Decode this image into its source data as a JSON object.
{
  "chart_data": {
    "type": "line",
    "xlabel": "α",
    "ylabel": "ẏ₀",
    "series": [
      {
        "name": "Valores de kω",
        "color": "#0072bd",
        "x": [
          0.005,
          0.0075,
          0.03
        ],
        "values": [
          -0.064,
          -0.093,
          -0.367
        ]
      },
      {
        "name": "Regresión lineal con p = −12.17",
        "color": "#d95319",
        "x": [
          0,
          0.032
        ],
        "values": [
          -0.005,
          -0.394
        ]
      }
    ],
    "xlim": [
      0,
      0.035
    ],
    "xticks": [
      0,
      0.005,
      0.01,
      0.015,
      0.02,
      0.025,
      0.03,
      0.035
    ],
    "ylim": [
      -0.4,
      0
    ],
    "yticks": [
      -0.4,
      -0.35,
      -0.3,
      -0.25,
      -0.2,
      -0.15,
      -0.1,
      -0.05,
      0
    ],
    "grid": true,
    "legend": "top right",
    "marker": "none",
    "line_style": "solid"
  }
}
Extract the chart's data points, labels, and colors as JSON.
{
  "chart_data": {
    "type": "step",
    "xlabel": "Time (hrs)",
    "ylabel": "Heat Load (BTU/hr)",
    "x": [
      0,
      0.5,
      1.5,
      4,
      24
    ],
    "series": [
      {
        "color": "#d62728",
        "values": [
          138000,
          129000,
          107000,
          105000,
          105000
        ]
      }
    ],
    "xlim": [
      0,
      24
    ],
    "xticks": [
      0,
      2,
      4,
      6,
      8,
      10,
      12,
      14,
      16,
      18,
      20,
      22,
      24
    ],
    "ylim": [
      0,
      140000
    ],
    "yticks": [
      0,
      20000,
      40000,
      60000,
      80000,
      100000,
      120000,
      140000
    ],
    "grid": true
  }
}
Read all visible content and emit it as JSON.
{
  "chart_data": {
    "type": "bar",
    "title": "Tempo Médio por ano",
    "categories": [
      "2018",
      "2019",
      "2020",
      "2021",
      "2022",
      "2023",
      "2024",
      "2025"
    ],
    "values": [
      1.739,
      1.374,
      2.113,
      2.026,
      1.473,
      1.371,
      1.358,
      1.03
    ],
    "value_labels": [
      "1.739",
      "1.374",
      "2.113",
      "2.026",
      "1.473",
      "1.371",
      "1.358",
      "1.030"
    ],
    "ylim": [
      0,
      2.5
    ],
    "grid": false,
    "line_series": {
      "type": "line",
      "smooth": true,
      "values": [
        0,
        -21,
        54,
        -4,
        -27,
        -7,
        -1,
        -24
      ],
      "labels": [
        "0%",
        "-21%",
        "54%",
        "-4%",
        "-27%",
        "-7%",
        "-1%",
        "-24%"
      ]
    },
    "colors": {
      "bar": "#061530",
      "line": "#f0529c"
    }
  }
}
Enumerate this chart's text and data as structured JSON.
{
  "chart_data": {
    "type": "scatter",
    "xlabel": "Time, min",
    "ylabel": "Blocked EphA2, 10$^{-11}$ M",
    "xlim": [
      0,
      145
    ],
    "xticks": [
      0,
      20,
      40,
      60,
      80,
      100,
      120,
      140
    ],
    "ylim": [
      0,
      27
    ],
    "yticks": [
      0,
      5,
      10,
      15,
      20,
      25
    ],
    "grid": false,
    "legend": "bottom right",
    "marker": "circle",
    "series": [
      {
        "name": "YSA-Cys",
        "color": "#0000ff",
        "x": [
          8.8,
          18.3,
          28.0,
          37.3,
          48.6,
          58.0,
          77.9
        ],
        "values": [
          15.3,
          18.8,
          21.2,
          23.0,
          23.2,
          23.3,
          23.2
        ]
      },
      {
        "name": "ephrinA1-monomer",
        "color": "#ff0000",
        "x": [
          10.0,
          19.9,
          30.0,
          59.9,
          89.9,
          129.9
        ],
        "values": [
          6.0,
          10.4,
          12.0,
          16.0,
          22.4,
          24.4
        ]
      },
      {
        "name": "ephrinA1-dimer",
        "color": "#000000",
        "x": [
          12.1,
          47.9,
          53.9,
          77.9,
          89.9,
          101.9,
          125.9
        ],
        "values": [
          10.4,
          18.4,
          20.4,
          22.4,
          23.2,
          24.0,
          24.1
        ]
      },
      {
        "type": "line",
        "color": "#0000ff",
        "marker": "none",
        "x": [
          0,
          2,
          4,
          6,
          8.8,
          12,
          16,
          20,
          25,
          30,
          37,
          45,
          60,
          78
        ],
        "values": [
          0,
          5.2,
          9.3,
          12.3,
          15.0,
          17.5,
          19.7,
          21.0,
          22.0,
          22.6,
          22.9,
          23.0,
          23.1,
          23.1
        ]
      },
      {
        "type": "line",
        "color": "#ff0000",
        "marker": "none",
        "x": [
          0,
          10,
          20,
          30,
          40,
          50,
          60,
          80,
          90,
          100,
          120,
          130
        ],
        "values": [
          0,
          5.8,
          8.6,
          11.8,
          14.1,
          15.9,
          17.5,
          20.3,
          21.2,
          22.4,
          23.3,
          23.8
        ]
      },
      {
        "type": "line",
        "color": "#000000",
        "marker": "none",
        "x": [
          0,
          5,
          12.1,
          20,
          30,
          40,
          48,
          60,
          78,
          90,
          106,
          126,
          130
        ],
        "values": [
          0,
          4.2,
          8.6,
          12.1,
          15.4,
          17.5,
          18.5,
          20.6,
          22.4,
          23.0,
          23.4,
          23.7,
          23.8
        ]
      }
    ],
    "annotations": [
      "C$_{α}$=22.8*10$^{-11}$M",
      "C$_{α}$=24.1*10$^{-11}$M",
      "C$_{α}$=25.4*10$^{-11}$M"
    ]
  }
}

● Directions:
In the listing above, find each line with the word "xlabel" and copy it.

● Solution to this task:
    "xlabel": "α",
    "xlabel": "Time (hrs)",
    "xlabel": "Time, min",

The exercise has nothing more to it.